▸ **Document segment**:

# # # # # # #

Using Equation (18) in Equation (19) gives

$(b - a)x_{1} = \frac{b^{2} - a^{2}}{2}$

$x_{1} = \frac{b + a}{2}\;\;\;\;\;\;\;\;\;\;\;\; (20)$

Therefore, one-point Gauss quadrature rule can be expressed as

$\begin{split} \int_{a}^{b}{f\left( x \right)dx} &\approx c_{1}f\left( x_{1} \right)\\ &=(b-a)f(\frac{b+a}{2})\;\;\;\;\;\;\;\;\;\;\;\; (21) \end{split}$

## Learning Objectives

After successful completion of this lesson, you should be able to:

1) use the Gauss quadrature rule to approximate definite integrals.

## Recap

In the previous lesson, you learned the theory of the Gauss quadrature rule. In this lesson, we apply the formulas of the rule to approximate definite integrals.

### Example 1

The following integral is given

$\int_{0.1}^{1.3}{5xe^{- 2x}{dx}}$

a)  Use the two-point Gauss quadrature rule to estimate the value of the integral.

b)  Find the true error for part (a).

c)  Find the absolute relative true error for part (a).

# # # # # # #

▸ **Supplied data**:
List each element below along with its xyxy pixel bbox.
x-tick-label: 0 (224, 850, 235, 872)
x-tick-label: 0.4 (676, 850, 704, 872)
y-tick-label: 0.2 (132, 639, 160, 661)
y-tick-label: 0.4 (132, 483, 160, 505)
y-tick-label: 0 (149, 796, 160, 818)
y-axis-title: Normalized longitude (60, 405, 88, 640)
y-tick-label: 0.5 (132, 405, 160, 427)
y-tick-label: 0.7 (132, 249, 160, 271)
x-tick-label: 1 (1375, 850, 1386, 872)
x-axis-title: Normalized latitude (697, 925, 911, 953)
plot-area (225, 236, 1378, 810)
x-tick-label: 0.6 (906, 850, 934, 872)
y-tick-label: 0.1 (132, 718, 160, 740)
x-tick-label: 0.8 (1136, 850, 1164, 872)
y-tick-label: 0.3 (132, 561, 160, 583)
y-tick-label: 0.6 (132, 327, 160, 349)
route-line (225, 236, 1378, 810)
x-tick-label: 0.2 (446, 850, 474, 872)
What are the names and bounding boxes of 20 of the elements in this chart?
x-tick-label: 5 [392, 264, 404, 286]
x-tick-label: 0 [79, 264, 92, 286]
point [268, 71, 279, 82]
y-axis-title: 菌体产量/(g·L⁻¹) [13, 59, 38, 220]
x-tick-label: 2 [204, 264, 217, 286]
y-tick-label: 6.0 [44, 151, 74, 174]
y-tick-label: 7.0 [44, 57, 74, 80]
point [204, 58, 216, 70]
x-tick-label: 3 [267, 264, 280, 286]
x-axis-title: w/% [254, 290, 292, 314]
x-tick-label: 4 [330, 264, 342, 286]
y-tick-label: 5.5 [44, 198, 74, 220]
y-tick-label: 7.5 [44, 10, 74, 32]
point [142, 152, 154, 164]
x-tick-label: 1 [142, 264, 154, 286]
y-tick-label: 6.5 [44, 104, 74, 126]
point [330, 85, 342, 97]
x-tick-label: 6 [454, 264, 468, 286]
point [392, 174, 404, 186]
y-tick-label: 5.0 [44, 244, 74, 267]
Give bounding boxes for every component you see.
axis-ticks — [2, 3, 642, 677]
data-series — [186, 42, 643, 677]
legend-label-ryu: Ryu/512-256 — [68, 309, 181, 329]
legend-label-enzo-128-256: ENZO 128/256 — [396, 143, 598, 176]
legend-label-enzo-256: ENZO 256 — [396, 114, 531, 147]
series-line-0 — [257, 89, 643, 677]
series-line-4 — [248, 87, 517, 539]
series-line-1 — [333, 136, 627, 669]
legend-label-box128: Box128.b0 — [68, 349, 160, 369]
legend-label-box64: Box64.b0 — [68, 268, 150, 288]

# # # # # # #

▸ **Work task 1**: List every section heading that appears in the Gauss quadrature excerpt.
▸ **Work task 2**: In the Gauss quadrature excerpt, what are the lower and upper limits of the integral given in Example 1?
▸ **Work task 3**: Retype the Gauss quadrature excerpt, everything from "In the previous" down to "the true error for part (a).".

▸ **Exercise output 1**:
Learning Objectives
Recap
Example 1

▸ **Exercise output 2**: The lower limit is 0.1 and the upper limit is 1.3.

▸ **Exercise output 3**:
In the previous lesson, you learned the theory of the Gauss quadrature rule. In this lesson, we apply the formulas of the rule to approximate definite integrals.

### Example 1

The following integral is given

$\int_{0.1}^{1.3}{5xe^{- 2x}{dx}}$

a)  Use the two-point Gauss quadrature rule to estimate the value of the integral.

b)  Find the true error for part (a).